### Information provided
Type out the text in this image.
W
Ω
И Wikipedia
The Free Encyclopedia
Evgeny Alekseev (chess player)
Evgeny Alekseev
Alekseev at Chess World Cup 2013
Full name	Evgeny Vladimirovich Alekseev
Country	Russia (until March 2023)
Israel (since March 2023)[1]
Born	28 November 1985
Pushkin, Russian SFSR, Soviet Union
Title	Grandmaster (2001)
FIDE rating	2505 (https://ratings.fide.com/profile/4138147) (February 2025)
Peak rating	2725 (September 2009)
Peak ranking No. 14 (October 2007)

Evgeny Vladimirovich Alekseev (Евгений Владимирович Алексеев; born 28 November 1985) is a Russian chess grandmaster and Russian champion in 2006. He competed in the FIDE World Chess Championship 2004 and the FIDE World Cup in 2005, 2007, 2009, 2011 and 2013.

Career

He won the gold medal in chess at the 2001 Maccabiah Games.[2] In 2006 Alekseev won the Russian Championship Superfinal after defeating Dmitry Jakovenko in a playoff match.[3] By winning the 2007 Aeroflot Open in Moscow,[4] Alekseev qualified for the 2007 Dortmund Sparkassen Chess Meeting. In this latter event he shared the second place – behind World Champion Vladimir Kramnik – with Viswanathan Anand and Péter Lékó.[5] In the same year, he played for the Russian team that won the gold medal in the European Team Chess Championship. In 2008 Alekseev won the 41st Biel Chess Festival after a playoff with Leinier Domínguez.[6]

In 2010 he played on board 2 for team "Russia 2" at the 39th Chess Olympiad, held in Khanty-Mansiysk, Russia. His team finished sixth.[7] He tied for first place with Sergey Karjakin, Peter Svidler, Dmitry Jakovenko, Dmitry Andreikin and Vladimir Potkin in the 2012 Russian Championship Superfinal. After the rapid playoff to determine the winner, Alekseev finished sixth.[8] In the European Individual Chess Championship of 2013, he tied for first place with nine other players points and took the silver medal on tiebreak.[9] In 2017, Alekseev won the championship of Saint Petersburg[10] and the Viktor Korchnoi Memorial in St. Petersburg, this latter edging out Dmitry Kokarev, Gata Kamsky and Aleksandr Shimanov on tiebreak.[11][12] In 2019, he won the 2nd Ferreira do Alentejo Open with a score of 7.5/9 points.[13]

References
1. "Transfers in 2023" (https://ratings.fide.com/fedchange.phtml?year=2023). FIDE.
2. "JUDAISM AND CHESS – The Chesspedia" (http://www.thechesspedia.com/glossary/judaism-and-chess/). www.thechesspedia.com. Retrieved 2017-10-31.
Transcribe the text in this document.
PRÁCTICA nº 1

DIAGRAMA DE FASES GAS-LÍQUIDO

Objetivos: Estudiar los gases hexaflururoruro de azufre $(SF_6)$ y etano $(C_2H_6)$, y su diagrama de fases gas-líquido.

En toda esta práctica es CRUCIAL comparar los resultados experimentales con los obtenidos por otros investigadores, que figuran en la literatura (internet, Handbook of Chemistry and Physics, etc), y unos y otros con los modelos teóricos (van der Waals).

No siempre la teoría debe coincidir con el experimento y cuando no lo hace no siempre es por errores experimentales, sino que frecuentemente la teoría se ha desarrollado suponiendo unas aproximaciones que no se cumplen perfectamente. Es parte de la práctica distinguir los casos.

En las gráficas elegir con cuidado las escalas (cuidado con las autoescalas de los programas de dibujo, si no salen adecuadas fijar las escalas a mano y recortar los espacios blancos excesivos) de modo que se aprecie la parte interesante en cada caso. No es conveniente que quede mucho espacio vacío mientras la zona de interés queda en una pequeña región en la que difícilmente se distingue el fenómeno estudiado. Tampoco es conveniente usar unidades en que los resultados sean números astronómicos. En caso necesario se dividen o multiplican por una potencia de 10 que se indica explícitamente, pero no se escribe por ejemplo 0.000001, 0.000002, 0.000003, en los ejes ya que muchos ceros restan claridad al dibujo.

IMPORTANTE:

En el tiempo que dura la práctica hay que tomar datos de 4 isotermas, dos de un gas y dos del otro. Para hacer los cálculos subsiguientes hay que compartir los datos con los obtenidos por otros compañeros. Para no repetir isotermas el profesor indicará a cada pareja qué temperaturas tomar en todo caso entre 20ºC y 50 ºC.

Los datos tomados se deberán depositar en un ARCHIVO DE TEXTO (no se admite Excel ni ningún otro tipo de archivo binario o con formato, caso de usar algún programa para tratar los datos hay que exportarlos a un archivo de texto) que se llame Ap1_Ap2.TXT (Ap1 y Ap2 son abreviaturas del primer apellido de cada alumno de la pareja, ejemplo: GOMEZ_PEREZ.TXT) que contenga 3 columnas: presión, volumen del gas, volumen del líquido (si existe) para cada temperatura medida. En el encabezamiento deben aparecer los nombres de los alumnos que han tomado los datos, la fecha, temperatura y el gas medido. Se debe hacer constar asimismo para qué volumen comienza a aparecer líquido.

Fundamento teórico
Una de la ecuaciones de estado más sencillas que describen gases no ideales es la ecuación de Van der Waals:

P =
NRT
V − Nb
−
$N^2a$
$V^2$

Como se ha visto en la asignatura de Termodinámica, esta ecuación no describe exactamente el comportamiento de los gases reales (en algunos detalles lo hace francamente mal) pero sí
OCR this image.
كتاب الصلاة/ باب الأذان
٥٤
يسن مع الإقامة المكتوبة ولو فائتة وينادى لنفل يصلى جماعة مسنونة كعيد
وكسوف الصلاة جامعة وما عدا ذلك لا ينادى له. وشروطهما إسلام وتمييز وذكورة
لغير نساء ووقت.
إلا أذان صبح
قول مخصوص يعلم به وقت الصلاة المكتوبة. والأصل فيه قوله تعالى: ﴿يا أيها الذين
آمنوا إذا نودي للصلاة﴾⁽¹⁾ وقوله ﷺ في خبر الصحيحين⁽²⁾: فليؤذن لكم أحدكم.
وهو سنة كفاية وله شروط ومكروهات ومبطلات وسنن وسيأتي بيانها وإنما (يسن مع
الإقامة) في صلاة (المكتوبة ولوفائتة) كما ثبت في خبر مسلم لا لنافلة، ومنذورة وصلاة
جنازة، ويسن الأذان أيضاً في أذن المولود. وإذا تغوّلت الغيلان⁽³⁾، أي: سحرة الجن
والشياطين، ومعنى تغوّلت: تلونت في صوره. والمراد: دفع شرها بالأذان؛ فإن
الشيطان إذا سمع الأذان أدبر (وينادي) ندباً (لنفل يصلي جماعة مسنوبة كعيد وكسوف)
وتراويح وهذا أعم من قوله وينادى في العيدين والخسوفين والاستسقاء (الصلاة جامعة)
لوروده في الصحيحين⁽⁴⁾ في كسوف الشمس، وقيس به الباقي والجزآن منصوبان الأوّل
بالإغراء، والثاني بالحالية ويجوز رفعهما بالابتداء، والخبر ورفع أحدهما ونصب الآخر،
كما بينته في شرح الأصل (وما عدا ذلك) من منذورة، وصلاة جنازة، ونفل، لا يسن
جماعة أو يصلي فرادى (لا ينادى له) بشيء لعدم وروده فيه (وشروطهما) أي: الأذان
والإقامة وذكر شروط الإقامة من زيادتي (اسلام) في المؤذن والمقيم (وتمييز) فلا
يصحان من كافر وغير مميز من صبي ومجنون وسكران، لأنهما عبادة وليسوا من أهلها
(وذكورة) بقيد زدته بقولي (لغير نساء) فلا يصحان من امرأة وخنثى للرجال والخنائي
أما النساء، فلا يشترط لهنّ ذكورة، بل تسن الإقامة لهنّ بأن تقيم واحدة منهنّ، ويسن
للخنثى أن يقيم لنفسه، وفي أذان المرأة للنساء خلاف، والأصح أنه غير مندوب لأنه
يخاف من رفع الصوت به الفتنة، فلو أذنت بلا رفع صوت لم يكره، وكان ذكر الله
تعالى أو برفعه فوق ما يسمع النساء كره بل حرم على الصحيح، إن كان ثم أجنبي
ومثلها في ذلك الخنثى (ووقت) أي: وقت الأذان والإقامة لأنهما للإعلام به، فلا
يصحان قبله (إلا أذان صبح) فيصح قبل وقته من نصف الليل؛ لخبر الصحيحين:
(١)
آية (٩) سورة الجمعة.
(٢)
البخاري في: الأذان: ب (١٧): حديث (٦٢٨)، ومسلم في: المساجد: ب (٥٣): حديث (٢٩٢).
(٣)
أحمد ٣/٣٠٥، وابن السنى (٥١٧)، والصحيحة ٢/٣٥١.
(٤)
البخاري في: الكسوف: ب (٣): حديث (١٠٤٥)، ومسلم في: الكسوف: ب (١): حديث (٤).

### Short problem
List every line above containing the word "ecuación".

### Answer to the exercise
Una de la ecuaciones de estado más sencillas que describen gases no ideales es la ecuación de Van der Waals:
Como se ha visto en la asignatura de Termodinámica, esta ecuación no describe exactamente el comportamiento de los gases reales (en algunos detalles lo hace francamente mal) pero sí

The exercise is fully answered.